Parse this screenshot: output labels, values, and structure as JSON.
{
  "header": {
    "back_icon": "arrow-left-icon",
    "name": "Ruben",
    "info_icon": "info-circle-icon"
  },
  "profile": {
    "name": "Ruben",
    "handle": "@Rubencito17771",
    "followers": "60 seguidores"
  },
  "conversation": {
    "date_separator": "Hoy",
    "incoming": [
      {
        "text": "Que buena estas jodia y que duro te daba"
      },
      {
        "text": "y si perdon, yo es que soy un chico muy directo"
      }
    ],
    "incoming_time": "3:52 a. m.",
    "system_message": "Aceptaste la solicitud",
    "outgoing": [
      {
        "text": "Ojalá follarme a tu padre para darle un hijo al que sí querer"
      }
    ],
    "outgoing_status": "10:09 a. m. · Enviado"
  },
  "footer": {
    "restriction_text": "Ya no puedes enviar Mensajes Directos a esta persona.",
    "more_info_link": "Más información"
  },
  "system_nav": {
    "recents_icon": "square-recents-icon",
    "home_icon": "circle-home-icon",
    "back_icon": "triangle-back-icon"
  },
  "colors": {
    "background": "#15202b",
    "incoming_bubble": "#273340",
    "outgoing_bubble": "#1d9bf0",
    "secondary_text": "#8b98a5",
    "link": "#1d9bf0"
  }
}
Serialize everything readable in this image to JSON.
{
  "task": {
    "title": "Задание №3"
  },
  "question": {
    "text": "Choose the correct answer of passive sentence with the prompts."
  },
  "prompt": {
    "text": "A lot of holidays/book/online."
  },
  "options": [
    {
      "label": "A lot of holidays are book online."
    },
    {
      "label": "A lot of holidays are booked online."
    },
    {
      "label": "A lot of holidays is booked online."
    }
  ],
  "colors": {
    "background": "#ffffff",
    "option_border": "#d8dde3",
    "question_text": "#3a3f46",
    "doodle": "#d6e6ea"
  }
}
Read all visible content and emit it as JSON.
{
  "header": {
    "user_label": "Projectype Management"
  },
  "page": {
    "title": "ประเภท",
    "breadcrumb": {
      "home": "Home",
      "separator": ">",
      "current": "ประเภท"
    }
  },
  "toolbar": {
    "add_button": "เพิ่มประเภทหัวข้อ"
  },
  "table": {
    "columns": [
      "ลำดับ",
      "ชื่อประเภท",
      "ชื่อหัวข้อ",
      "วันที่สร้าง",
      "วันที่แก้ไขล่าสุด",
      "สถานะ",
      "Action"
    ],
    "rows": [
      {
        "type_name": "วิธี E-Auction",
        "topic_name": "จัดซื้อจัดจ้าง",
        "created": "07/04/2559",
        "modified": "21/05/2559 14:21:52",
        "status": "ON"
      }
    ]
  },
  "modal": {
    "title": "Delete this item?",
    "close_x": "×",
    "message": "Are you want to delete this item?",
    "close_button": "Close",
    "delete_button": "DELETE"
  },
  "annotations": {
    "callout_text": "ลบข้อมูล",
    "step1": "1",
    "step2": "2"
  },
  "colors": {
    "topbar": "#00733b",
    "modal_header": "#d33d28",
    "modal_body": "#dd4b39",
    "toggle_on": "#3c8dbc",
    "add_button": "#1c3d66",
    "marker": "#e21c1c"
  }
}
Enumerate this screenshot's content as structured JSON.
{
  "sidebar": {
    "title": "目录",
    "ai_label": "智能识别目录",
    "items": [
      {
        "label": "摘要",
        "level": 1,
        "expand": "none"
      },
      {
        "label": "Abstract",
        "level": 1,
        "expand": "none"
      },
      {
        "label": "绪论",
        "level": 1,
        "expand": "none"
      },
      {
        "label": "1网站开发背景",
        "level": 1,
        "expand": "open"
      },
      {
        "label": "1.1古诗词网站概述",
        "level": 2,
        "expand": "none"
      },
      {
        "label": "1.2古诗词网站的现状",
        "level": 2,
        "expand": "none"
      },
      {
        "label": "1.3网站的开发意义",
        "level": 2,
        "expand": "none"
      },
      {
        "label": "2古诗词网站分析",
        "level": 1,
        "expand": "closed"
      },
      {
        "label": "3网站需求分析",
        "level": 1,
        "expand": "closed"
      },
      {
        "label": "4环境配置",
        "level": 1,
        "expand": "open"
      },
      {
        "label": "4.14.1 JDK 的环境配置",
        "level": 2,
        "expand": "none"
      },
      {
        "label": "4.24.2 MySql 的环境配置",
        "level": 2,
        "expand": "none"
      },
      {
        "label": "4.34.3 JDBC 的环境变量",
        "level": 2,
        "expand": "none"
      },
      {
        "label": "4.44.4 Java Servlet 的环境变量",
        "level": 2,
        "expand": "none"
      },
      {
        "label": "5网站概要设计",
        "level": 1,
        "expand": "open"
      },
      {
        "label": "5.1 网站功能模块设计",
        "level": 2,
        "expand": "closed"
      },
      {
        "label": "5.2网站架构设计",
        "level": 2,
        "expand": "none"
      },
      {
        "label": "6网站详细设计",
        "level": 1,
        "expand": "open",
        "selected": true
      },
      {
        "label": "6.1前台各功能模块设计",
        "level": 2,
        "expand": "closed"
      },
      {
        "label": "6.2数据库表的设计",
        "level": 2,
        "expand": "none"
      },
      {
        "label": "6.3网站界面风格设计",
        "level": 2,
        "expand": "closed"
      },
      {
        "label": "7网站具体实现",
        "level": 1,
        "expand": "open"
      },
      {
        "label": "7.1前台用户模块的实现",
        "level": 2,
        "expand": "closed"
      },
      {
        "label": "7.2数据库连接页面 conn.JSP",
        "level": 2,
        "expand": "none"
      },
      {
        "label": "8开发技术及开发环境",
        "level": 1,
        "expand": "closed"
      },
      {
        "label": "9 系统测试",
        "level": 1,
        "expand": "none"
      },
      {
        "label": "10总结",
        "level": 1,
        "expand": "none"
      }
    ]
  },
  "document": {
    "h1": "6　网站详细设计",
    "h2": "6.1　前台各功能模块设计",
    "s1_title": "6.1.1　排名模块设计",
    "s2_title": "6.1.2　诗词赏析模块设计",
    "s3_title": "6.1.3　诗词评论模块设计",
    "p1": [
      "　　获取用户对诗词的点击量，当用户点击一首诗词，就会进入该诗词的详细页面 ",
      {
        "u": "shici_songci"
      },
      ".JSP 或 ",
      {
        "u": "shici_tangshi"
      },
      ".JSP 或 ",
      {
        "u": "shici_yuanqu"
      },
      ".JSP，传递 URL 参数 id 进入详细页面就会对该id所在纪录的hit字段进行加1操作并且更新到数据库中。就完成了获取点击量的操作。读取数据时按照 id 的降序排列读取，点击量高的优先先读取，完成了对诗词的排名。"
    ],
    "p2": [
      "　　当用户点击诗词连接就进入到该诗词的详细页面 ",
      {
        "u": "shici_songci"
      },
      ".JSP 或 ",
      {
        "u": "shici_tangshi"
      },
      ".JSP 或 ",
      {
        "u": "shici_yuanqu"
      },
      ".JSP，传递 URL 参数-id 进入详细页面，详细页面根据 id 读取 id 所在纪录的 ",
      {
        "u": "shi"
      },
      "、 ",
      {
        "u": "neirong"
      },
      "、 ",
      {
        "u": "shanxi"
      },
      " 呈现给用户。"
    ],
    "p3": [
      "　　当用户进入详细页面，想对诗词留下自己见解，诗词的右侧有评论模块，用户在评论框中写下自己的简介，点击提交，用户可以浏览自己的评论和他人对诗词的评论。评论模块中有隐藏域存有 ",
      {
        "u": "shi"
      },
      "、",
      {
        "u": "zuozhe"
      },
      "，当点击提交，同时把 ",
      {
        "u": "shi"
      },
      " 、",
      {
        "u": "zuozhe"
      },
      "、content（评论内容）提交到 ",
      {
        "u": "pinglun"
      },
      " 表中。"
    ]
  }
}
══════════
# [Given task]
Only a number is needed: how many lines of the material above contain "home"?

# [Problem solution]
2